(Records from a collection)
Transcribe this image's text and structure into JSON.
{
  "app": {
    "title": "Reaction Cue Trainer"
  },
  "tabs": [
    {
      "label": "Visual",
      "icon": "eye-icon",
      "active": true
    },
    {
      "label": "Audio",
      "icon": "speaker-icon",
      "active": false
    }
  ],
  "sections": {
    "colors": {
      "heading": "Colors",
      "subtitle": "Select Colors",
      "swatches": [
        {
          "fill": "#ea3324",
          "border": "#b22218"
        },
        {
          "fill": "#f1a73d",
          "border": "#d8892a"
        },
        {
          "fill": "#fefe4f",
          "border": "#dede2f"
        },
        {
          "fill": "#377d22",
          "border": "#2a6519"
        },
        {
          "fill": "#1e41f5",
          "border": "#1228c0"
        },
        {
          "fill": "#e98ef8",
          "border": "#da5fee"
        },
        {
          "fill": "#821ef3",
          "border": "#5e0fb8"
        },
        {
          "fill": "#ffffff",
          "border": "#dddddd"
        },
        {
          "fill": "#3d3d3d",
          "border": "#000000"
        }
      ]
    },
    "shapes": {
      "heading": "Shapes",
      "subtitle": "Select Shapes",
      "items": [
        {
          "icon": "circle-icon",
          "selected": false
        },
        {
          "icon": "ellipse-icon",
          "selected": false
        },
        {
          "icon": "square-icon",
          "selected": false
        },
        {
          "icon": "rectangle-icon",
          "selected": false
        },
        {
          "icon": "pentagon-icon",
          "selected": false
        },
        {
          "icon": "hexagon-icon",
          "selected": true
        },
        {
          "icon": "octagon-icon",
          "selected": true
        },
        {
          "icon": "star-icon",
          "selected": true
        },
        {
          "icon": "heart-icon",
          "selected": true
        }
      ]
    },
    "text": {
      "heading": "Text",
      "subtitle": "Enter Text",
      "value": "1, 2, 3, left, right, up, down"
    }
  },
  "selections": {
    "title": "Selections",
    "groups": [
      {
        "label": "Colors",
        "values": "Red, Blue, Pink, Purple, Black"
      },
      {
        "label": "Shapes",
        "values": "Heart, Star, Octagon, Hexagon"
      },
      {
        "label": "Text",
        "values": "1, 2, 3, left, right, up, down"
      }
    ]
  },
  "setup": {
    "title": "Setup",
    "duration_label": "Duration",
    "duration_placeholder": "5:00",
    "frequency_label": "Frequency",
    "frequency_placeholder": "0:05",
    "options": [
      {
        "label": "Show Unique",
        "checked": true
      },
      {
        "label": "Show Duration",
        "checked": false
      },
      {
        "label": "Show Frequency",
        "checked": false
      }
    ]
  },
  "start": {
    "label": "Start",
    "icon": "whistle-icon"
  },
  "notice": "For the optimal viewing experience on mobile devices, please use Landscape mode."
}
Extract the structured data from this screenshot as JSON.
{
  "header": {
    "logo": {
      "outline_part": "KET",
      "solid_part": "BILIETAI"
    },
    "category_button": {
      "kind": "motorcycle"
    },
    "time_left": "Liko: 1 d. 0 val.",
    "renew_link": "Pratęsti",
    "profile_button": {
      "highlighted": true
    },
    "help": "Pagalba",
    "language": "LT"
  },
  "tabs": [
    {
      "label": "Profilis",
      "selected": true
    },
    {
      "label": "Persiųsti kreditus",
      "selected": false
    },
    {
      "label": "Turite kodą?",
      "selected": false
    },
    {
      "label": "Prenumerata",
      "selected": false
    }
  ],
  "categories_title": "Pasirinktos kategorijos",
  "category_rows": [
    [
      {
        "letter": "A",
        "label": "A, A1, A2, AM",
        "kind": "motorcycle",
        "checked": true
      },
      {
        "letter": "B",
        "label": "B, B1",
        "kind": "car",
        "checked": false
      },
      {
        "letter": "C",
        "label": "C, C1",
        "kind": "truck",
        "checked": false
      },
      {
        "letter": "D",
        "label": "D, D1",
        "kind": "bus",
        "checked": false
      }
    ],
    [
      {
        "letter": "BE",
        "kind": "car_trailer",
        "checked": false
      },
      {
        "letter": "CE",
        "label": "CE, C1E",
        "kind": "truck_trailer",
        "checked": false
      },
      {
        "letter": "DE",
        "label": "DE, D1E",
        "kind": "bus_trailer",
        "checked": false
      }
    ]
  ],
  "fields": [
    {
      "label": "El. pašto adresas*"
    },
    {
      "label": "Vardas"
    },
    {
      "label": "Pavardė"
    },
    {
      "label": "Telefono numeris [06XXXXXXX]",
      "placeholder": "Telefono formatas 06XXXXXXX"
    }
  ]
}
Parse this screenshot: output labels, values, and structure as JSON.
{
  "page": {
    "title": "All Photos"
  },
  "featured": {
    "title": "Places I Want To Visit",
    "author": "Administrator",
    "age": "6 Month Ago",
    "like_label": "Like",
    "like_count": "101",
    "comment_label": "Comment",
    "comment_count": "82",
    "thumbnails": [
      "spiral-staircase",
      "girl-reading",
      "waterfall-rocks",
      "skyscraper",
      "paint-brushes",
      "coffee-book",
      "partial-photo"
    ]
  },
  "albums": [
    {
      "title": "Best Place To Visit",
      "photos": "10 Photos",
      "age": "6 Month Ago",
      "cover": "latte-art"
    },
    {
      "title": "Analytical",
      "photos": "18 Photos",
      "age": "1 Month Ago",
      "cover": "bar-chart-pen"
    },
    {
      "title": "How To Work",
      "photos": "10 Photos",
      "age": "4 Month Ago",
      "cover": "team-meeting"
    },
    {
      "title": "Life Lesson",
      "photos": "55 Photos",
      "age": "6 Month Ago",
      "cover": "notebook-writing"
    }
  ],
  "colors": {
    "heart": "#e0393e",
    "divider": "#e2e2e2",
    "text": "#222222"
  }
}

[DESCRIPTION OF THE TASK] Would you reproduce all the entries exactly?

[EXERCISE RESULT]
Transcribe this image's text and structure into JSON.
{
  "app": {
    "title": "Reaction Cue Trainer"
  },
  "tabs": [
    {
      "label": "Visual",
      "icon": "eye-icon",
      "active": true
    },
    {
      "label": "Audio",
      "icon": "speaker-icon",
      "active": false
    }
  ],
  "sections": {
    "colors": {
      "heading": "Colors",
      "subtitle": "Select Colors",
      "swatches": [
        {
          "fill": "#ea3324",
          "border": "#b22218"
        },
        {
          "fill": "#f1a73d",
          "border": "#d8892a"
        },
        {
          "fill": "#fefe4f",
          "border": "#dede2f"
        },
        {
          "fill": "#377d22",
          "border": "#2a6519"
        },
        {
          "fill": "#1e41f5",
          "border": "#1228c0"
        },
        {
          "fill": "#e98ef8",
          "border": "#da5fee"
        },
        {
          "fill": "#821ef3",
          "border": "#5e0fb8"
        },
        {
          "fill": "#ffffff",
          "border": "#dddddd"
        },
        {
          "fill": "#3d3d3d",
          "border": "#000000"
        }
      ]
    },
    "shapes": {
      "heading": "Shapes",
      "subtitle": "Select Shapes",
      "items": [
        {
          "icon": "circle-icon",
          "selected": false
        },
        {
          "icon": "ellipse-icon",
          "selected": false
        },
        {
          "icon": "square-icon",
          "selected": false
        },
        {
          "icon": "rectangle-icon",
          "selected": false
        },
        {
          "icon": "pentagon-icon",
          "selected": false
        },
        {
          "icon": "hexagon-icon",
          "selected": true
        },
        {
          "icon": "octagon-icon",
          "selected": true
        },
        {
          "icon": "star-icon",
          "selected": true
        },
        {
          "icon": "heart-icon",
          "selected": true
        }
      ]
    },
    "text": {
      "heading": "Text",
      "subtitle": "Enter Text",
      "value": "1, 2, 3, left, right, up, down"
    }
  },
  "selections": {
    "title": "Selections",
    "groups": [
      {
        "label": "Colors",
        "values": "Red, Blue, Pink, Purple, Black"
      },
      {
        "label": "Shapes",
        "values": "Heart, Star, Octagon, Hexagon"
      },
      {
        "label": "Text",
        "values": "1, 2, 3, left, right, up, down"
      }
    ]
  },
  "setup": {
    "title": "Setup",
    "duration_label": "Duration",
    "duration_placeholder": "5:00",
    "frequency_label": "Frequency",
    "frequency_placeholder": "0:05",
    "options": [
      {
        "label": "Show Unique",
        "checked": true
      },
      {
        "label": "Show Duration",
        "checked": false
      },
      {
        "label": "Show Frequency",
        "checked": false
      }
    ]
  },
  "start": {
    "label": "Start",
    "icon": "whistle-icon"
  },
  "notice": "For the optimal viewing experience on mobile devices, please use Landscape mode."
}
Extract the structured data from this screenshot as JSON.
{
  "header": {
    "logo": {
      "outline_part": "KET",
      "solid_part": "BILIETAI"
    },
    "category_button": {
      "kind": "motorcycle"
    },
    "time_left": "Liko: 1 d. 0 val.",
    "renew_link": "Pratęsti",
    "profile_button": {
      "highlighted": true
    },
    "help": "Pagalba",
    "language": "LT"
  },
  "tabs": [
    {
      "label": "Profilis",
      "selected": true
    },
    {
      "label": "Persiųsti kreditus",
      "selected": false
    },
    {
      "label": "Turite kodą?",
      "selected": false
    },
    {
      "label": "Prenumerata",
      "selected": false
    }
  ],
  "categories_title": "Pasirinktos kategorijos",
  "category_rows": [
    [
      {
        "letter": "A",
        "label": "A, A1, A2, AM",
        "kind": "motorcycle",
        "checked": true
      },
      {
        "letter": "B",
        "label": "B, B1",
        "kind": "car",
        "checked": false
      },
      {
        "letter": "C",
        "label": "C, C1",
        "kind": "truck",
        "checked": false
      },
      {
        "letter": "D",
        "label": "D, D1",
        "kind": "bus",
        "checked": false
      }
    ],
    [
      {
        "letter": "BE",
        "kind": "car_trailer",
        "checked": false
      },
      {
        "letter": "CE",
        "label": "CE, C1E",
        "kind": "truck_trailer",
        "checked": false
      },
      {
        "letter": "DE",
        "label": "DE, D1E",
        "kind": "bus_trailer",
        "checked": false
      }
    ]
  ],
  "fields": [
    {
      "label": "El. pašto adresas*"
    },
    {
      "label": "Vardas"
    },
    {
      "label": "Pavardė"
    },
    {
      "label": "Telefono numeris [06XXXXXXX]",
      "placeholder": "Telefono formatas 06XXXXXXX"
    }
  ]
}
Parse this screenshot: output labels, values, and structure as JSON.
{
  "page": {
    "title": "All Photos"
  },
  "featured": {
    "title": "Places I Want To Visit",
    "author": "Administrator",
    "age": "6 Month Ago",
    "like_label": "Like",
    "like_count": "101",
    "comment_label": "Comment",
    "comment_count": "82",
    "thumbnails": [
      "spiral-staircase",
      "girl-reading",
      "waterfall-rocks",
      "skyscraper",
      "paint-brushes",
      "coffee-book",
      "partial-photo"
    ]
  },
  "albums": [
    {
      "title": "Best Place To Visit",
      "photos": "10 Photos",
      "age": "6 Month Ago",
      "cover": "latte-art"
    },
    {
      "title": "Analytical",
      "photos": "18 Photos",
      "age": "1 Month Ago",
      "cover": "bar-chart-pen"
    },
    {
      "title": "How To Work",
      "photos": "10 Photos",
      "age": "4 Month Ago",
      "cover": "team-meeting"
    },
    {
      "title": "Life Lesson",
      "photos": "55 Photos",
      "age": "6 Month Ago",
      "cover": "notebook-writing"
    }
  ],
  "colors": {
    "heart": "#e0393e",
    "divider": "#e2e2e2",
    "text": "#222222"
  }
}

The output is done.